··· DATASET ENTRIES ···
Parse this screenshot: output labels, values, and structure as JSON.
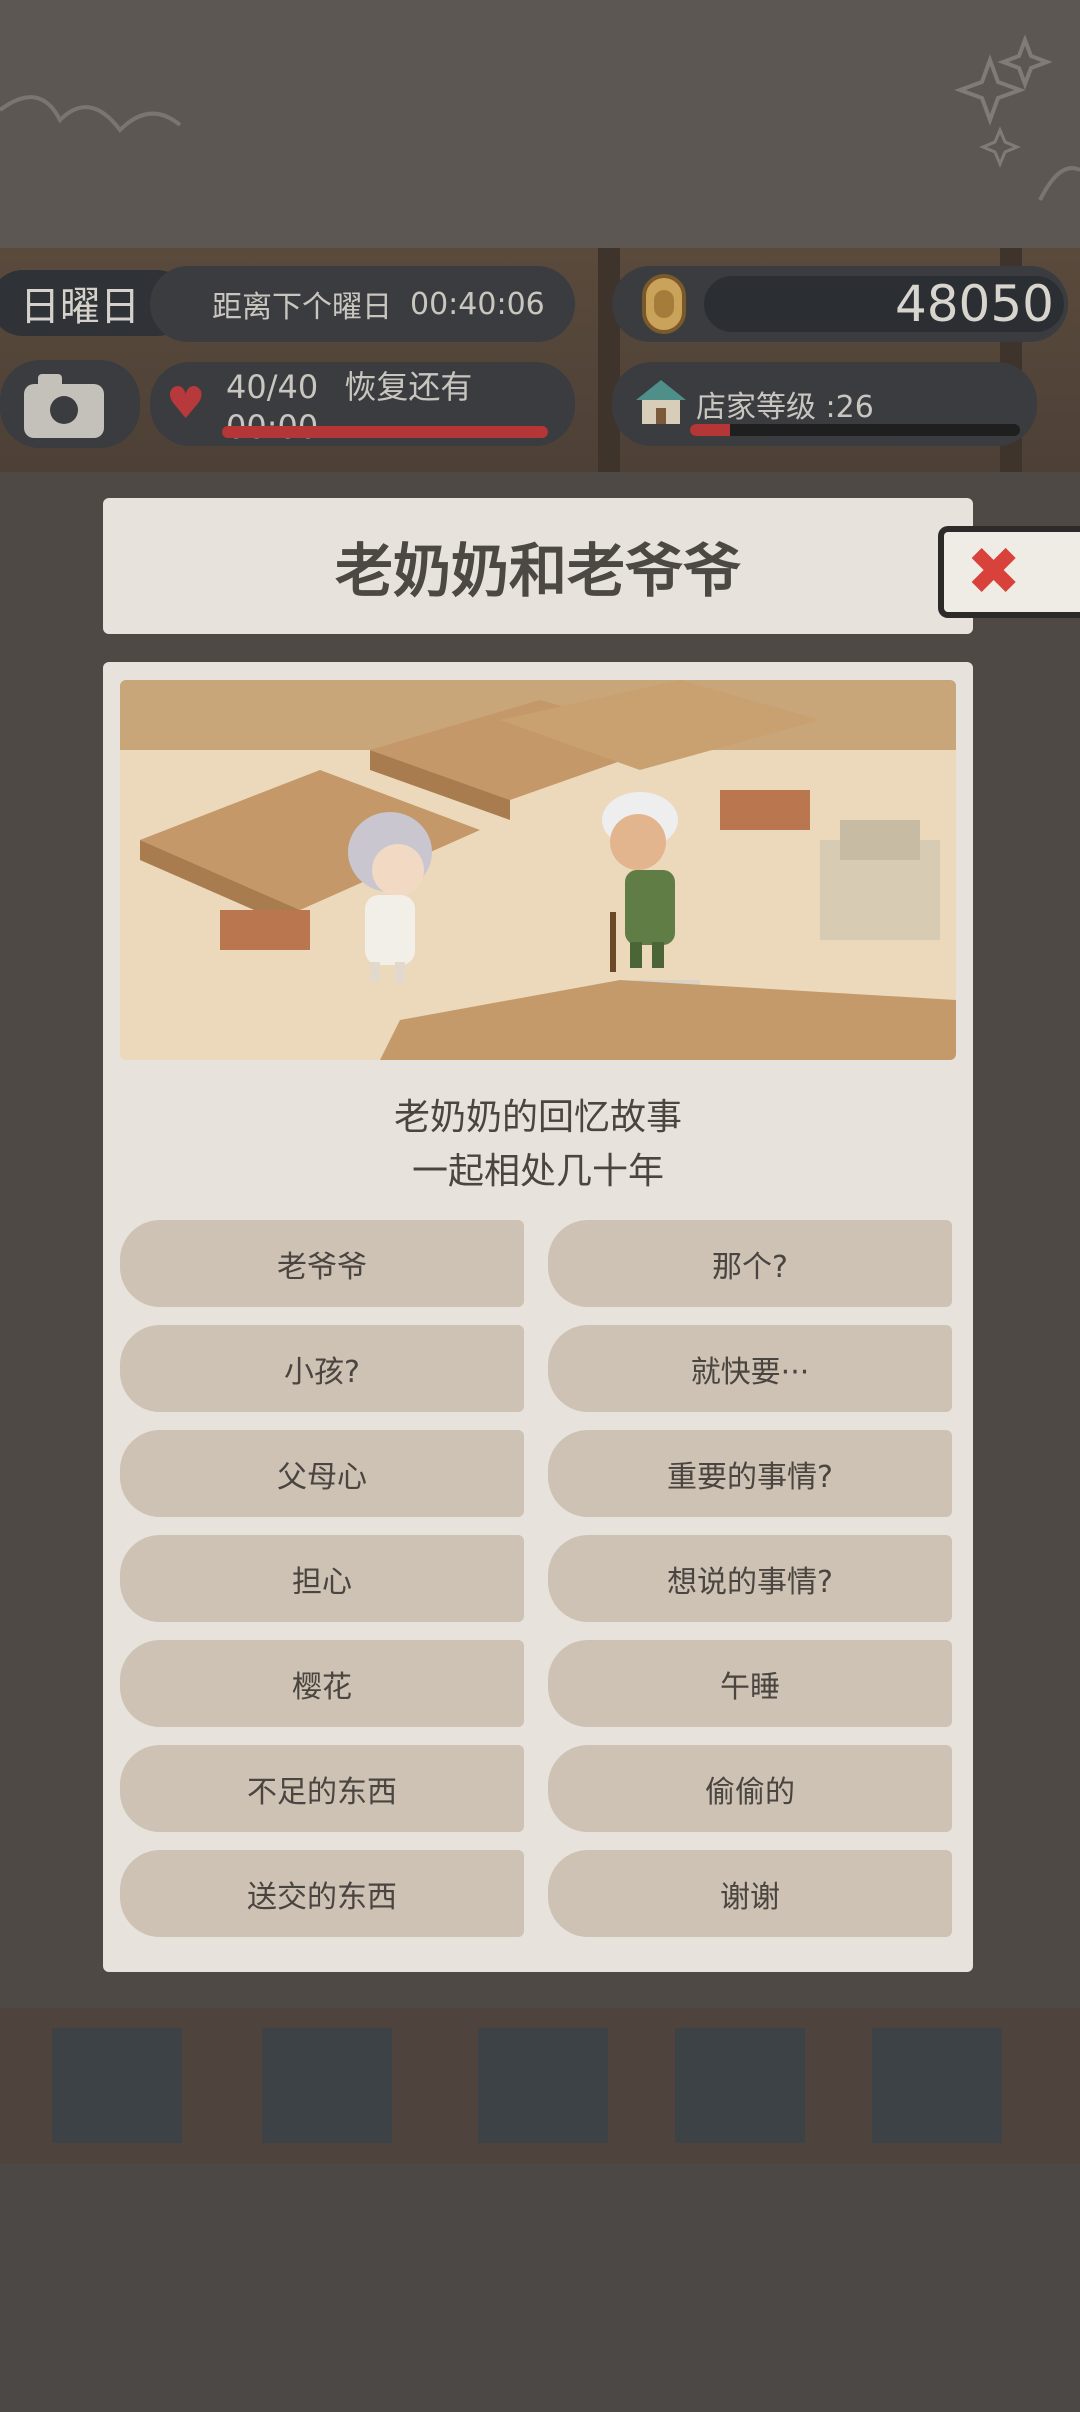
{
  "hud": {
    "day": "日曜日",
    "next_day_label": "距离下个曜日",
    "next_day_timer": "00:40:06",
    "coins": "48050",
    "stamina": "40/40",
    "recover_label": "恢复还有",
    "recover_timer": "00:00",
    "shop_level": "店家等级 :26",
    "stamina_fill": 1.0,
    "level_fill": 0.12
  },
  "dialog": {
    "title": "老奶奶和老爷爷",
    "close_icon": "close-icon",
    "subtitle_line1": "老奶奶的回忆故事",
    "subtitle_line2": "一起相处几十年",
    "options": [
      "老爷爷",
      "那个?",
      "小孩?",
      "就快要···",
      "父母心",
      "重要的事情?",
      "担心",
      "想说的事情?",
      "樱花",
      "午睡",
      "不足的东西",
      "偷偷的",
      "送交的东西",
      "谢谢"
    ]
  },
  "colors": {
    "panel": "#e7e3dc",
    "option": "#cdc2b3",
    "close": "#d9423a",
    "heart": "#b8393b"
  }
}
···
Copy the records exactly as they appear, excluding images.

- TASK RESULT:
Parse this screenshot: output labels, values, and structure as JSON.
{
  "hud": {
    "day": "日曜日",
    "next_day_label": "距离下个曜日",
    "next_day_timer": "00:40:06",
    "coins": "48050",
    "stamina": "40/40",
    "recover_label": "恢复还有",
    "recover_timer": "00:00",
    "shop_level": "店家等级 :26",
    "stamina_fill": 1.0,
    "level_fill": 0.12
  },
  "dialog": {
    "title": "老奶奶和老爷爷",
    "close_icon": "close-icon",
    "subtitle_line1": "老奶奶的回忆故事",
    "subtitle_line2": "一起相处几十年",
    "options": [
      "老爷爷",
      "那个?",
      "小孩?",
      "就快要···",
      "父母心",
      "重要的事情?",
      "担心",
      "想说的事情?",
      "樱花",
      "午睡",
      "不足的东西",
      "偷偷的",
      "送交的东西",
      "谢谢"
    ]
  },
  "colors": {
    "panel": "#e7e3dc",
    "option": "#cdc2b3",
    "close": "#d9423a",
    "heart": "#b8393b"
  }
}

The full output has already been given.